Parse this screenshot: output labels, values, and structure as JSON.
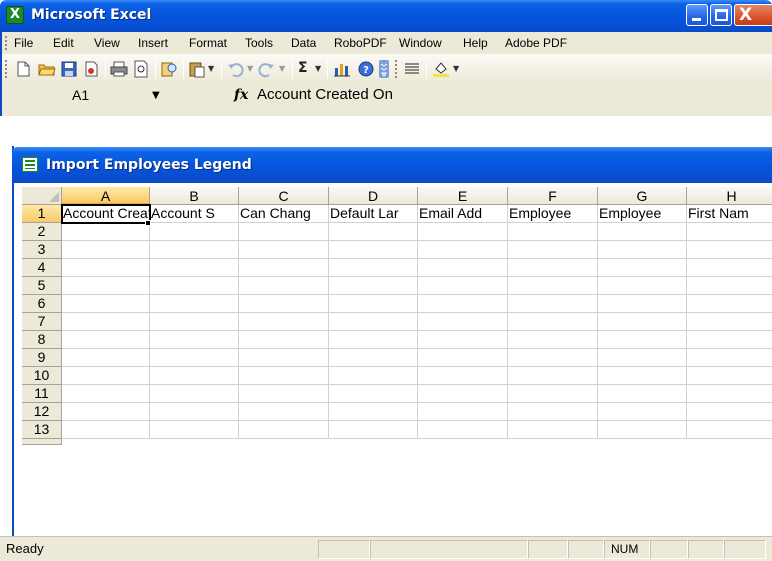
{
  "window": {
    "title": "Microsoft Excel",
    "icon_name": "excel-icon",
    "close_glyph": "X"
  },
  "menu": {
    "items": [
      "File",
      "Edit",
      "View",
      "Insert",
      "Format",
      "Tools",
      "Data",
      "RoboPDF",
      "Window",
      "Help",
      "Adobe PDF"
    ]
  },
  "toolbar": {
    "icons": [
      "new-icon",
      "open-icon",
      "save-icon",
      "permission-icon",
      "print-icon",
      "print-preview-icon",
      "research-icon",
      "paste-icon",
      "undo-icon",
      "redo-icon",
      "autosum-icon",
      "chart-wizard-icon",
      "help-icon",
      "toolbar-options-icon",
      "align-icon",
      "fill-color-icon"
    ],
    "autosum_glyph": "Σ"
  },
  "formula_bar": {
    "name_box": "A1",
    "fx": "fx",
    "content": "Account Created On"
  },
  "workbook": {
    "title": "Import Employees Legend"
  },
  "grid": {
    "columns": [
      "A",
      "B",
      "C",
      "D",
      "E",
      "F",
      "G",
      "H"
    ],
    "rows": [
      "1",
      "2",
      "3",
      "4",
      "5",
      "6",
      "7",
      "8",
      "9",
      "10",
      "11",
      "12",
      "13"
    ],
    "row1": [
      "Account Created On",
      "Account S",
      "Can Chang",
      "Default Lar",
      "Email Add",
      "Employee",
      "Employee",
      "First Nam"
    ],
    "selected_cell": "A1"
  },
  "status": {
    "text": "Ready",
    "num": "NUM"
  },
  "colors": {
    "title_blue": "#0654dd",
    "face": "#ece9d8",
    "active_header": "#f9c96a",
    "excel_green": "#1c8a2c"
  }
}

:::

--- EXERCISE ---
Keep the pictures out and write out the records exactly.

--- TASK RESPONSE ---
Parse this screenshot: output labels, values, and structure as JSON.
{
  "window": {
    "title": "Microsoft Excel",
    "icon_name": "excel-icon",
    "close_glyph": "X"
  },
  "menu": {
    "items": [
      "File",
      "Edit",
      "View",
      "Insert",
      "Format",
      "Tools",
      "Data",
      "RoboPDF",
      "Window",
      "Help",
      "Adobe PDF"
    ]
  },
  "toolbar": {
    "icons": [
      "new-icon",
      "open-icon",
      "save-icon",
      "permission-icon",
      "print-icon",
      "print-preview-icon",
      "research-icon",
      "paste-icon",
      "undo-icon",
      "redo-icon",
      "autosum-icon",
      "chart-wizard-icon",
      "help-icon",
      "toolbar-options-icon",
      "align-icon",
      "fill-color-icon"
    ],
    "autosum_glyph": "Σ"
  },
  "formula_bar": {
    "name_box": "A1",
    "fx": "fx",
    "content": "Account Created On"
  },
  "workbook": {
    "title": "Import Employees Legend"
  },
  "grid": {
    "columns": [
      "A",
      "B",
      "C",
      "D",
      "E",
      "F",
      "G",
      "H"
    ],
    "rows": [
      "1",
      "2",
      "3",
      "4",
      "5",
      "6",
      "7",
      "8",
      "9",
      "10",
      "11",
      "12",
      "13"
    ],
    "row1": [
      "Account Created On",
      "Account S",
      "Can Chang",
      "Default Lar",
      "Email Add",
      "Employee",
      "Employee",
      "First Nam"
    ],
    "selected_cell": "A1"
  },
  "status": {
    "text": "Ready",
    "num": "NUM"
  },
  "colors": {
    "title_blue": "#0654dd",
    "face": "#ece9d8",
    "active_header": "#f9c96a",
    "excel_green": "#1c8a2c"
  }
}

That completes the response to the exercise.